#### Page excerpt
Intelligenza artificiale e gestione delle controversie

AI & Disputes

Artificial Intelligence and Dispute Management

A guide for companies that want to innovate without overexposing themselves

AI can streamline corporate processes, but in strategic decisions and disputes human intelligence remains central:
context, accountability and reputation are not automatable.

I. Where AI adds value (and where it does not)

Companies already use AI for:

  • contract pre-screening (penalty clauses, jurisdiction/venue, warranties);
  • assisted drafting (contracts, minutes, letters, negotiation playbooks);
  • decision support (dossier summaries, mediation-offer hypotheses, BATNA/WATNA analysis);
  • legal/reputational risk monitoring (early warning, issue mapping).

Real benefits: speed, lower operational load, ability to process large document volumes.
########
#### Provided material
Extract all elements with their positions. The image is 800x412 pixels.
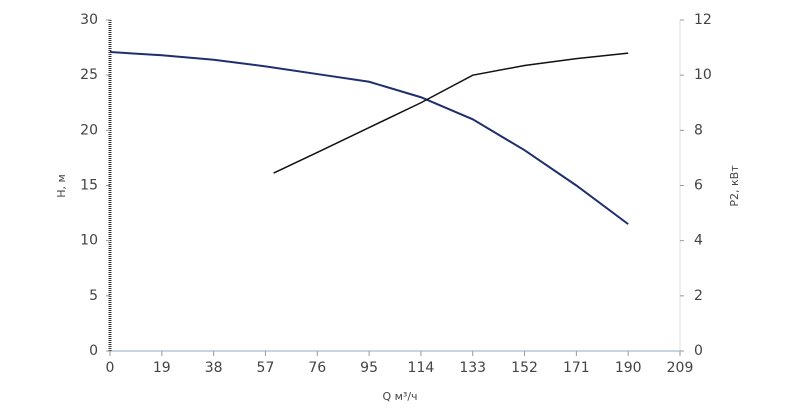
########
» **List of tasks**:
a - Using the guide on AI and dispute management, decide whether each statement agrees with it, answering yes or no and quoting the words that settle it: (i) The guide says context, accountability and reputation can be automated. (ii) Companies already use AI to pre-screen contracts. (iii) The guide counts the ability to handle large amounts of documents among the real benefits of AI.
b - According to the guide on AI and dispute management, why does human intelligence stay central in strategic decisions and disputes even though AI can streamline company processes?

» **Solution list**:
a -
(i) No: "context, accountability and reputation are not automatable."
(ii) Yes: "contract pre-screening (penalty clauses, jurisdiction/venue, warranties);"
(iii) Yes: "Real benefits: speed, lower operational load, ability to process large document volumes."

b - Context, accountability and reputation cannot be automated. Those things still need people, so human intelligence stays central in strategic decisions and disputes.